* DIRECTIONS FOR THIS TASK:
Return all entries precisely as they stand, without the images.

* ENTRIES SUPPLIED:
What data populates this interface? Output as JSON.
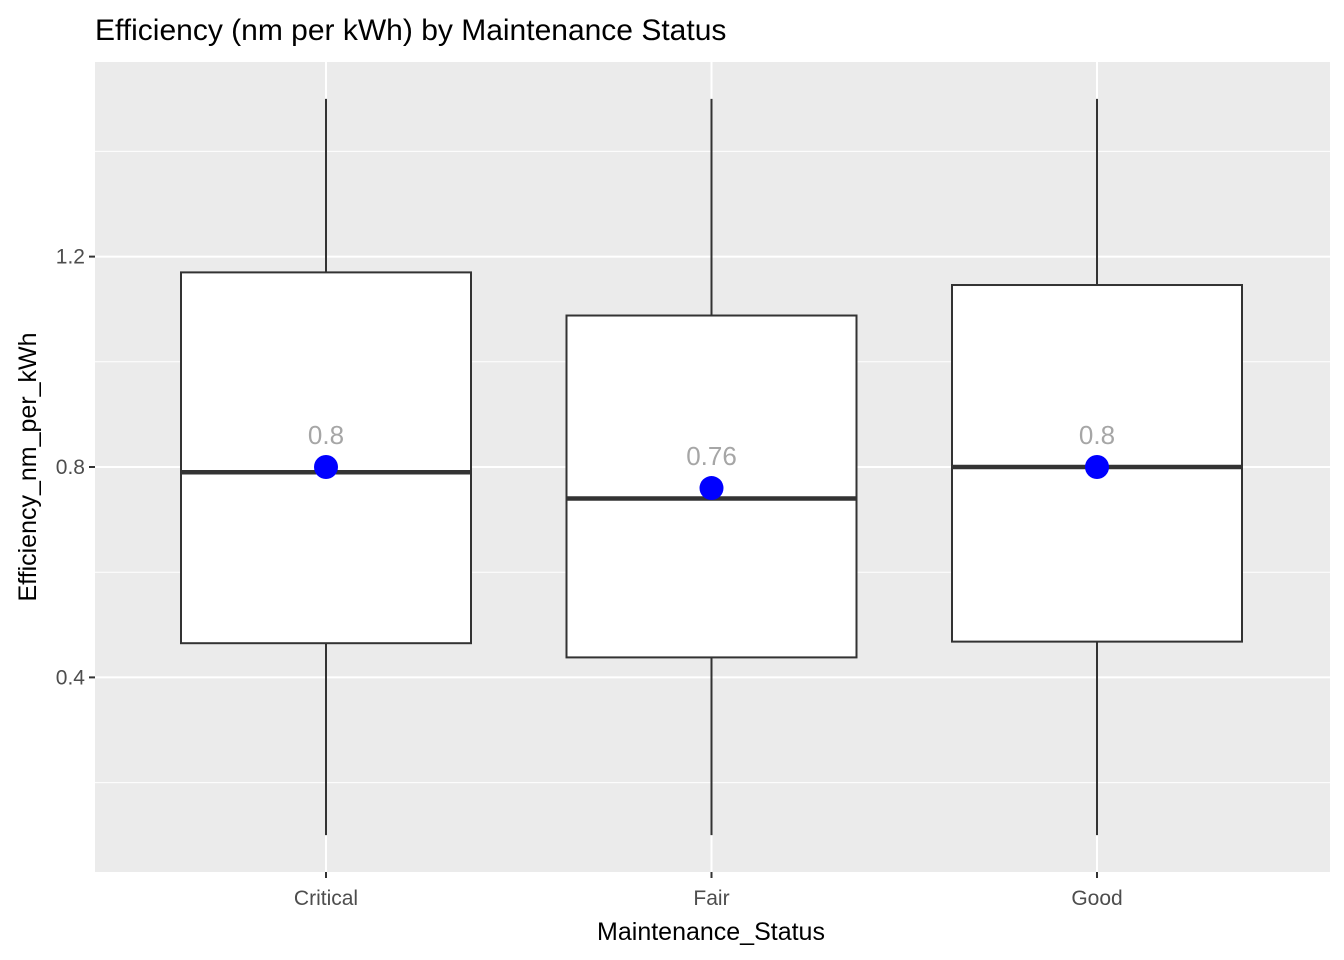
{
  "chart_data": {
    "type": "boxplot",
    "title": "Efficiency (nm per kWh) by Maintenance Status",
    "xlabel": "Maintenance_Status",
    "ylabel": "Efficiency_nm_per_kWh",
    "ylim": [
      0.03,
      1.57
    ],
    "y_ticks": [
      0.4,
      0.8,
      1.2
    ],
    "y_tick_labels": [
      "0.4",
      "0.8",
      "1.2"
    ],
    "y_minor_ticks": [
      0.2,
      0.6,
      1.0,
      1.4
    ],
    "grid": true,
    "legend": "none",
    "colors": {
      "panel_background": "#EBEBEB",
      "grid": "#FFFFFF",
      "box_fill": "#FFFFFF",
      "box_outline": "#333333",
      "mean_point": "#0000FF",
      "mean_label": "#A6A6A6"
    },
    "categories": [
      "Critical",
      "Fair",
      "Good"
    ],
    "boxes": [
      {
        "category": "Critical",
        "min": 0.1,
        "q1": 0.465,
        "median": 0.79,
        "q3": 1.17,
        "max": 1.5,
        "mean": 0.8
      },
      {
        "category": "Fair",
        "min": 0.1,
        "q1": 0.438,
        "median": 0.74,
        "q3": 1.088,
        "max": 1.5,
        "mean": 0.76
      },
      {
        "category": "Good",
        "min": 0.1,
        "q1": 0.468,
        "median": 0.8,
        "q3": 1.146,
        "max": 1.5,
        "mean": 0.8
      }
    ],
    "mean_labels": [
      "0.8",
      "0.76",
      "0.8"
    ]
  }
}
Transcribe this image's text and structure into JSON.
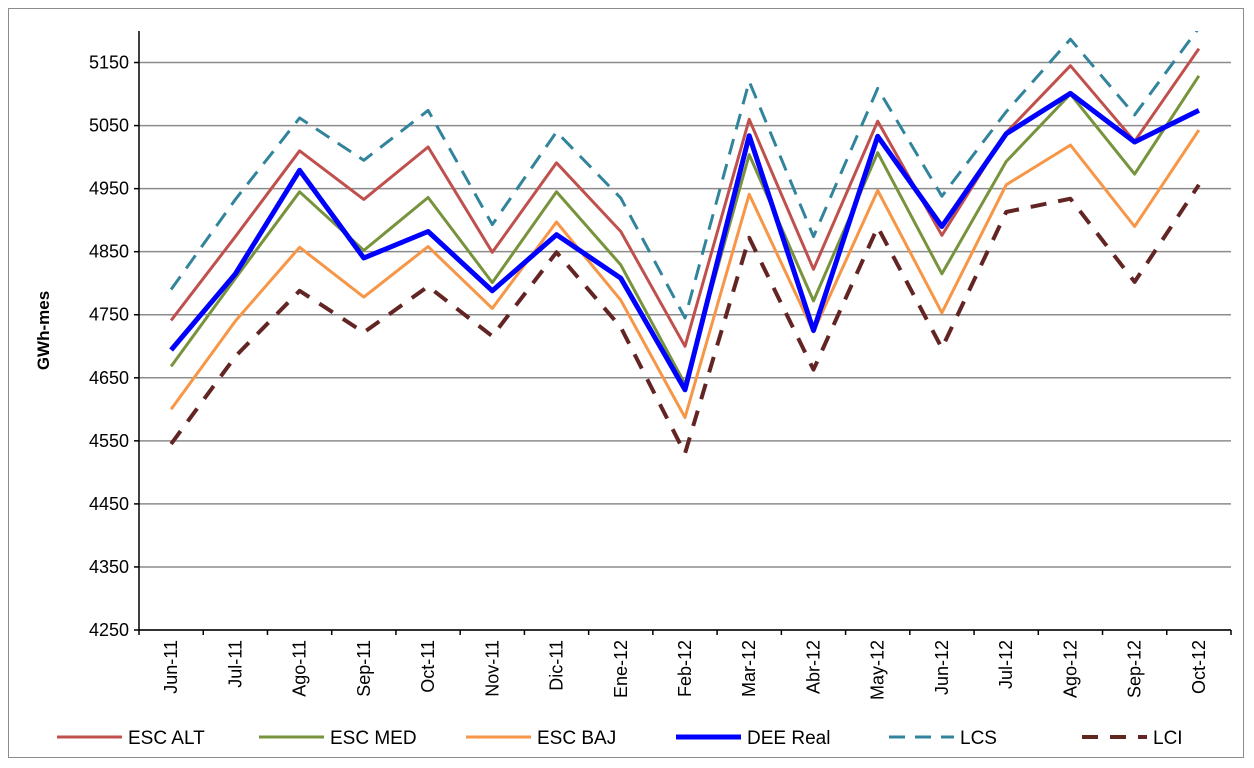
{
  "chart_data": {
    "type": "line",
    "title": "",
    "xlabel": "",
    "ylabel": "GWh-mes",
    "ylim": [
      4250,
      5200
    ],
    "yticks": [
      4250,
      4350,
      4450,
      4550,
      4650,
      4750,
      4850,
      4950,
      5050,
      5150
    ],
    "grid": true,
    "legend_position": "bottom",
    "categories": [
      "Jun-11",
      "Jul-11",
      "Ago-11",
      "Sep-11",
      "Oct-11",
      "Nov-11",
      "Dic-11",
      "Ene-12",
      "Feb-12",
      "Mar-12",
      "Abr-12",
      "May-12",
      "Jun-12",
      "Jul-12",
      "Ago-12",
      "Sep-12",
      "Oct-12"
    ],
    "series": [
      {
        "name": "ESC ALT",
        "color": "#c0504d",
        "dash": "solid",
        "width": 3,
        "values": [
          4741,
          4874,
          5010,
          4933,
          5016,
          4849,
          4991,
          4882,
          4700,
          5060,
          4822,
          5057,
          4876,
          5039,
          5145,
          5025,
          5172
        ]
      },
      {
        "name": "ESC MED",
        "color": "#77933c",
        "dash": "solid",
        "width": 3,
        "values": [
          4668,
          4808,
          4945,
          4852,
          4936,
          4801,
          4945,
          4829,
          4640,
          5004,
          4772,
          5007,
          4815,
          4993,
          5100,
          4973,
          5129
        ]
      },
      {
        "name": "ESC BAJ",
        "color": "#f79646",
        "dash": "solid",
        "width": 3,
        "values": [
          4600,
          4740,
          4857,
          4778,
          4858,
          4760,
          4897,
          4773,
          4587,
          4941,
          4723,
          4947,
          4753,
          4956,
          5019,
          4890,
          5043
        ]
      },
      {
        "name": "DEE Real",
        "color": "#0000ff",
        "dash": "solid",
        "width": 5,
        "values": [
          4694,
          4815,
          4979,
          4840,
          4882,
          4788,
          4877,
          4808,
          4631,
          5034,
          4725,
          5033,
          4890,
          5037,
          5101,
          5024,
          5074
        ]
      },
      {
        "name": "LCS",
        "color": "#31849b",
        "dash": "dashed",
        "width": 3,
        "values": [
          4790,
          4933,
          5062,
          4995,
          5074,
          4893,
          5040,
          4935,
          4745,
          5120,
          4874,
          5109,
          4938,
          5072,
          5187,
          5067,
          5205
        ]
      },
      {
        "name": "LCI",
        "color": "#632523",
        "dash": "dashed",
        "width": 4,
        "values": [
          4545,
          4684,
          4788,
          4722,
          4795,
          4716,
          4849,
          4730,
          4530,
          4872,
          4663,
          4889,
          4697,
          4913,
          4934,
          4802,
          4956
        ]
      }
    ]
  }
}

* THE ANSWER:
What data populates this interface? Output as JSON.
{
  "chart_data": {
    "type": "boxplot",
    "title": "Efficiency (nm per kWh) by Maintenance Status",
    "xlabel": "Maintenance_Status",
    "ylabel": "Efficiency_nm_per_kWh",
    "ylim": [
      0.03,
      1.57
    ],
    "y_ticks": [
      0.4,
      0.8,
      1.2
    ],
    "y_tick_labels": [
      "0.4",
      "0.8",
      "1.2"
    ],
    "y_minor_ticks": [
      0.2,
      0.6,
      1.0,
      1.4
    ],
    "grid": true,
    "legend": "none",
    "colors": {
      "panel_background": "#EBEBEB",
      "grid": "#FFFFFF",
      "box_fill": "#FFFFFF",
      "box_outline": "#333333",
      "mean_point": "#0000FF",
      "mean_label": "#A6A6A6"
    },
    "categories": [
      "Critical",
      "Fair",
      "Good"
    ],
    "boxes": [
      {
        "category": "Critical",
        "min": 0.1,
        "q1": 0.465,
        "median": 0.79,
        "q3": 1.17,
        "max": 1.5,
        "mean": 0.8
      },
      {
        "category": "Fair",
        "min": 0.1,
        "q1": 0.438,
        "median": 0.74,
        "q3": 1.088,
        "max": 1.5,
        "mean": 0.76
      },
      {
        "category": "Good",
        "min": 0.1,
        "q1": 0.468,
        "median": 0.8,
        "q3": 1.146,
        "max": 1.5,
        "mean": 0.8
      }
    ],
    "mean_labels": [
      "0.8",
      "0.76",
      "0.8"
    ]
  }
}
Transcribe this image's text and structure into JSON.
{
  "chart_data": {
    "type": "line",
    "title": "",
    "xlabel": "",
    "ylabel": "GWh-mes",
    "ylim": [
      4250,
      5200
    ],
    "yticks": [
      4250,
      4350,
      4450,
      4550,
      4650,
      4750,
      4850,
      4950,
      5050,
      5150
    ],
    "grid": true,
    "legend_position": "bottom",
    "categories": [
      "Jun-11",
      "Jul-11",
      "Ago-11",
      "Sep-11",
      "Oct-11",
      "Nov-11",
      "Dic-11",
      "Ene-12",
      "Feb-12",
      "Mar-12",
      "Abr-12",
      "May-12",
      "Jun-12",
      "Jul-12",
      "Ago-12",
      "Sep-12",
      "Oct-12"
    ],
    "series": [
      {
        "name": "ESC ALT",
        "color": "#c0504d",
        "dash": "solid",
        "width": 3,
        "values": [
          4741,
          4874,
          5010,
          4933,
          5016,
          4849,
          4991,
          4882,
          4700,
          5060,
          4822,
          5057,
          4876,
          5039,
          5145,
          5025,
          5172
        ]
      },
      {
        "name": "ESC MED",
        "color": "#77933c",
        "dash": "solid",
        "width": 3,
        "values": [
          4668,
          4808,
          4945,
          4852,
          4936,
          4801,
          4945,
          4829,
          4640,
          5004,
          4772,
          5007,
          4815,
          4993,
          5100,
          4973,
          5129
        ]
      },
      {
        "name": "ESC BAJ",
        "color": "#f79646",
        "dash": "solid",
        "width": 3,
        "values": [
          4600,
          4740,
          4857,
          4778,
          4858,
          4760,
          4897,
          4773,
          4587,
          4941,
          4723,
          4947,
          4753,
          4956,
          5019,
          4890,
          5043
        ]
      },
      {
        "name": "DEE Real",
        "color": "#0000ff",
        "dash": "solid",
        "width": 5,
        "values": [
          4694,
          4815,
          4979,
          4840,
          4882,
          4788,
          4877,
          4808,
          4631,
          5034,
          4725,
          5033,
          4890,
          5037,
          5101,
          5024,
          5074
        ]
      },
      {
        "name": "LCS",
        "color": "#31849b",
        "dash": "dashed",
        "width": 3,
        "values": [
          4790,
          4933,
          5062,
          4995,
          5074,
          4893,
          5040,
          4935,
          4745,
          5120,
          4874,
          5109,
          4938,
          5072,
          5187,
          5067,
          5205
        ]
      },
      {
        "name": "LCI",
        "color": "#632523",
        "dash": "dashed",
        "width": 4,
        "values": [
          4545,
          4684,
          4788,
          4722,
          4795,
          4716,
          4849,
          4730,
          4530,
          4872,
          4663,
          4889,
          4697,
          4913,
          4934,
          4802,
          4956
        ]
      }
    ]
  }
}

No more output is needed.